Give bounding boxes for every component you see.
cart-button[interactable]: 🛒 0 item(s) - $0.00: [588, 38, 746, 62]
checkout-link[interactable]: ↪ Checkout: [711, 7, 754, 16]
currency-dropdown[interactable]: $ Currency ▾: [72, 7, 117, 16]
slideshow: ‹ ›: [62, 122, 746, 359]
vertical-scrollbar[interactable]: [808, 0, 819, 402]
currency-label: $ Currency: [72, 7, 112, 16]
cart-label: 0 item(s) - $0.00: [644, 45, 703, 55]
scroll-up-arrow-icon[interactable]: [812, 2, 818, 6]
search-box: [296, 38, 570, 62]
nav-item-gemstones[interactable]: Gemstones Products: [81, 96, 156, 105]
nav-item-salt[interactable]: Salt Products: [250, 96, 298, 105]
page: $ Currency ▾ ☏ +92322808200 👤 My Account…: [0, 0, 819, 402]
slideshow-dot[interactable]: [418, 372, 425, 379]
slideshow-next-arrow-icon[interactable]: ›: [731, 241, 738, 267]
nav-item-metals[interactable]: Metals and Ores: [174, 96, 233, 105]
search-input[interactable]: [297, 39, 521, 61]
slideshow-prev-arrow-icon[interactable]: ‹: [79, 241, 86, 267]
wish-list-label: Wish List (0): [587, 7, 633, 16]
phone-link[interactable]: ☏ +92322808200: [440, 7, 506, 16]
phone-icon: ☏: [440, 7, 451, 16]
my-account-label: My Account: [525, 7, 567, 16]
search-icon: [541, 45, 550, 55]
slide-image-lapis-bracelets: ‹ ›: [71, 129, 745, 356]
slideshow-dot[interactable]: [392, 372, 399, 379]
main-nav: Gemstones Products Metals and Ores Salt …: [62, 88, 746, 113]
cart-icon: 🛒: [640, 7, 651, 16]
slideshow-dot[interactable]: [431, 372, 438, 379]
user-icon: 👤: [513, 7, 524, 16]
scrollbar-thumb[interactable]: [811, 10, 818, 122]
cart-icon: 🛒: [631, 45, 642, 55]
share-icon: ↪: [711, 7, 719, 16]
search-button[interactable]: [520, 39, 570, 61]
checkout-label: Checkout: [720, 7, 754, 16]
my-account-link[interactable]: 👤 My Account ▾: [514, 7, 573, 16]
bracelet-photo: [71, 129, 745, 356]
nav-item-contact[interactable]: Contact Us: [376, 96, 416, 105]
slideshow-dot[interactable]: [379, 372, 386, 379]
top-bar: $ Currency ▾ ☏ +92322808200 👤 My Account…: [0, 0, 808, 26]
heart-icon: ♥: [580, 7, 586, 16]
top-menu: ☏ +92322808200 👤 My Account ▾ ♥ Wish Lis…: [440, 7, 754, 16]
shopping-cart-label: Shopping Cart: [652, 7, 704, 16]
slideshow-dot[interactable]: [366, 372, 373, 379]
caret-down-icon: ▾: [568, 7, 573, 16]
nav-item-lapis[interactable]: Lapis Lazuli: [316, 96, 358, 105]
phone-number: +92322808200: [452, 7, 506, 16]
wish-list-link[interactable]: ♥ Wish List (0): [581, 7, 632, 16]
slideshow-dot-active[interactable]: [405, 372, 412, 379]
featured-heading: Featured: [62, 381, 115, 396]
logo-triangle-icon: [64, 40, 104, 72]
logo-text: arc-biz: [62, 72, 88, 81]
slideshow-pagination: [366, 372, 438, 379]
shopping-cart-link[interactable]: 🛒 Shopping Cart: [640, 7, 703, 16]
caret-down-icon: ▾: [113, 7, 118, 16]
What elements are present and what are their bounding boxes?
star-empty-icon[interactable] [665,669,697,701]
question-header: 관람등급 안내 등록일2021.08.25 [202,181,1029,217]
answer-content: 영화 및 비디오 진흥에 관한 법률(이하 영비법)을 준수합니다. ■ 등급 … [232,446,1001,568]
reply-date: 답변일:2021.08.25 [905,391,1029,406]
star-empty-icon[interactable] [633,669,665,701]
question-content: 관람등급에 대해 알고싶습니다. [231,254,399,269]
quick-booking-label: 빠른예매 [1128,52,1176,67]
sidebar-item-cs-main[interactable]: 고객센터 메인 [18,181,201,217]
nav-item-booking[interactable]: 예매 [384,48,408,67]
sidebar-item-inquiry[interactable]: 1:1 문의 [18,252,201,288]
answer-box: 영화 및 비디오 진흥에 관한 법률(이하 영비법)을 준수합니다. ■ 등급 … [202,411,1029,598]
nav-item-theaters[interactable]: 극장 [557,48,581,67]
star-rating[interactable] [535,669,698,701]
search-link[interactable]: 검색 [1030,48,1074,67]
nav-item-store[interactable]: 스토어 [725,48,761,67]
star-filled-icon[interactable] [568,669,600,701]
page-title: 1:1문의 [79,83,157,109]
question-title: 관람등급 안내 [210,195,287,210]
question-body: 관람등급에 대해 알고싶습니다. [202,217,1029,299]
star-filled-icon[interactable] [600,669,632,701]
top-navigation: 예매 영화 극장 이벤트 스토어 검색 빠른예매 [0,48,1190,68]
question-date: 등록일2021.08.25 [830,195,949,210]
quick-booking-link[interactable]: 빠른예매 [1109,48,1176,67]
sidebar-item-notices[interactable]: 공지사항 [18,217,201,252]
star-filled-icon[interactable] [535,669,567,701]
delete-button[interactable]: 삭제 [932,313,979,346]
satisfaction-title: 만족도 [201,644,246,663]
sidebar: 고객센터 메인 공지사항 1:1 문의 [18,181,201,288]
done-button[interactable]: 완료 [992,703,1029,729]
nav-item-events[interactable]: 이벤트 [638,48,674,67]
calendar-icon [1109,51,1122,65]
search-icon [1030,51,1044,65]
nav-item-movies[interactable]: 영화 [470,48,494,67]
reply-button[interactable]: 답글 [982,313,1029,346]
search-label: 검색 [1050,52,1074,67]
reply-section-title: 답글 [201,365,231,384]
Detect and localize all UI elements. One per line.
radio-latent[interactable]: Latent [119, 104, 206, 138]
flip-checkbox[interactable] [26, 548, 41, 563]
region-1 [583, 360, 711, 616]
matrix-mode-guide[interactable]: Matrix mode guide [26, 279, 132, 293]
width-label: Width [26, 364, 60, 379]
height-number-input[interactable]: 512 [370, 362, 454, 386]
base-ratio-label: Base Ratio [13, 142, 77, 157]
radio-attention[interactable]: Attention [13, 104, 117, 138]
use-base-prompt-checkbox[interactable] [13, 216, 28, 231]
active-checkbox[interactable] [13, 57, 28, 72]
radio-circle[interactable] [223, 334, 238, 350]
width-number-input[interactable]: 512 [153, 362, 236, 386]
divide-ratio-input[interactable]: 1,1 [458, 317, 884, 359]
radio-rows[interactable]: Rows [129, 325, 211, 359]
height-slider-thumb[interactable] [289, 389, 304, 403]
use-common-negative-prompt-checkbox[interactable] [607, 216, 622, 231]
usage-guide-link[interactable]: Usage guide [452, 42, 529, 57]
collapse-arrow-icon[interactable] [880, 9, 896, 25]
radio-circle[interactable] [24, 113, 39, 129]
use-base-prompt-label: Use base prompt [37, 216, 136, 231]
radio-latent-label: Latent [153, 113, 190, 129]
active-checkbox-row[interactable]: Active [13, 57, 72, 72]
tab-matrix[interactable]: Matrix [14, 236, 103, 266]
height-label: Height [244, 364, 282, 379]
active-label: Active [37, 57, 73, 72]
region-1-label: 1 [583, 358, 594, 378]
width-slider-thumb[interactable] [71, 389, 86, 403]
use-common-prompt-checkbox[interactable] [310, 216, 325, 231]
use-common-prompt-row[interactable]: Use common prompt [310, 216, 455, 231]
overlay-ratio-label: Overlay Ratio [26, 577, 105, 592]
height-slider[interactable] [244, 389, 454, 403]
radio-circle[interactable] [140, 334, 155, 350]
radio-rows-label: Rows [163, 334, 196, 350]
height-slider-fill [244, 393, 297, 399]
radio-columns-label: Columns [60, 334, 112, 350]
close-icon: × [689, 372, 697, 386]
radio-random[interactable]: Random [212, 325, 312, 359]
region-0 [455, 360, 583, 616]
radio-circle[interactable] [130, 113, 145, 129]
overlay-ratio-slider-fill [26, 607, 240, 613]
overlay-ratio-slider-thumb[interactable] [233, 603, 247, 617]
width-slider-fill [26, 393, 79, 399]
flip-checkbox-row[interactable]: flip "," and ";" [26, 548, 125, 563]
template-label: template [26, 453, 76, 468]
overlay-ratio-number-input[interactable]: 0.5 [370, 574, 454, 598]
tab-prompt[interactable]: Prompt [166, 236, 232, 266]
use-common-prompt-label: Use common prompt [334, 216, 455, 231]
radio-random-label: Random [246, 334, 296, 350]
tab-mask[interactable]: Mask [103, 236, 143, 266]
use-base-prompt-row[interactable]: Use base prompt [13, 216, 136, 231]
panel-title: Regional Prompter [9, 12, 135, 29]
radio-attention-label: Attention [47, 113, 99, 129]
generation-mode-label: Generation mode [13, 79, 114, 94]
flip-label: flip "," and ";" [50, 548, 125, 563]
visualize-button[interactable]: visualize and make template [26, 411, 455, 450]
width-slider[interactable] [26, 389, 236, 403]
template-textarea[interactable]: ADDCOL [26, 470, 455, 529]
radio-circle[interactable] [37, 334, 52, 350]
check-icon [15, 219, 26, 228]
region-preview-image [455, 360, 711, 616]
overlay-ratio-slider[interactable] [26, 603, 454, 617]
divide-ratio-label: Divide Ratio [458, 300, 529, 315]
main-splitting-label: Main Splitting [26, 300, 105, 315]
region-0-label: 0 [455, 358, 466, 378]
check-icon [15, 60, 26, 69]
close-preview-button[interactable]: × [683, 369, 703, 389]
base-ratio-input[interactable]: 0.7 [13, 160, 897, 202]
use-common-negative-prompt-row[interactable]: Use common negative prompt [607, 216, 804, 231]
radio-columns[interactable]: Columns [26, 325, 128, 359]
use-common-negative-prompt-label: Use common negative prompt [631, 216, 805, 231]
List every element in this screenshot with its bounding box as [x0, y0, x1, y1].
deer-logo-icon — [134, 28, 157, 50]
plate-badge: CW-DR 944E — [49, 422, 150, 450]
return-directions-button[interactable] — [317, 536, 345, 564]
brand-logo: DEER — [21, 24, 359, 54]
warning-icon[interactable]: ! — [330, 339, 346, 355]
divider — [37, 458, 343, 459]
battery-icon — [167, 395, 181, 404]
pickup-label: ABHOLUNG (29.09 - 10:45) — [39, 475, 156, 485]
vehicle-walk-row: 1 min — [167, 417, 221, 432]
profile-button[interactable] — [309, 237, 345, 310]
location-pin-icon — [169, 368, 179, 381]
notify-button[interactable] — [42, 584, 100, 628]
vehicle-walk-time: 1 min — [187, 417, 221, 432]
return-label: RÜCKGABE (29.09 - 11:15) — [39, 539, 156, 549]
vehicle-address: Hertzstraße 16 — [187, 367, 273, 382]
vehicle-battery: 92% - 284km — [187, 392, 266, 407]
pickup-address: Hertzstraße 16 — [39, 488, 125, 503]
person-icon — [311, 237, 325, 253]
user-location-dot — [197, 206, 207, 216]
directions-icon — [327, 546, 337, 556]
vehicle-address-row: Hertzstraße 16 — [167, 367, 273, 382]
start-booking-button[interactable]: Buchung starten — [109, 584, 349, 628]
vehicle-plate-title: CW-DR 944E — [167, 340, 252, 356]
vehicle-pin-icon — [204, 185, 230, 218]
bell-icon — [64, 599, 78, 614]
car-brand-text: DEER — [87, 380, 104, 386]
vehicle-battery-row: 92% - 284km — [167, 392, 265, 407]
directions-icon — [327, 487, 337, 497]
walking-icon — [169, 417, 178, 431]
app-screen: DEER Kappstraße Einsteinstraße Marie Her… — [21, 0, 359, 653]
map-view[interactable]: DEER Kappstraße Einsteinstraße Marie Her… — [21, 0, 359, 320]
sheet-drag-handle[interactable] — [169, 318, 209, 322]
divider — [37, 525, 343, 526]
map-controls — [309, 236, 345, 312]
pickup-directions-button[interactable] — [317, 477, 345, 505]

### [TASK INSTRUCTIONS]
Please reproduce the listing from its first line through the line with "currency-label: $ Currency: [72, 7, 112, 16]", substituting "carousel" for "slideshow" and leaving everything else unchanged.

### [COMPLETE RESPONSE]
Give bounding boxes for every component you see.
cart-button[interactable]: 🛒 0 item(s) - $0.00: [588, 38, 746, 62]
checkout-link[interactable]: ↪ Checkout: [711, 7, 754, 16]
currency-dropdown[interactable]: $ Currency ▾: [72, 7, 117, 16]
carousel: ‹ ›: [62, 122, 746, 359]
vertical-scrollbar[interactable]: [808, 0, 819, 402]
currency-label: $ Currency: [72, 7, 112, 16]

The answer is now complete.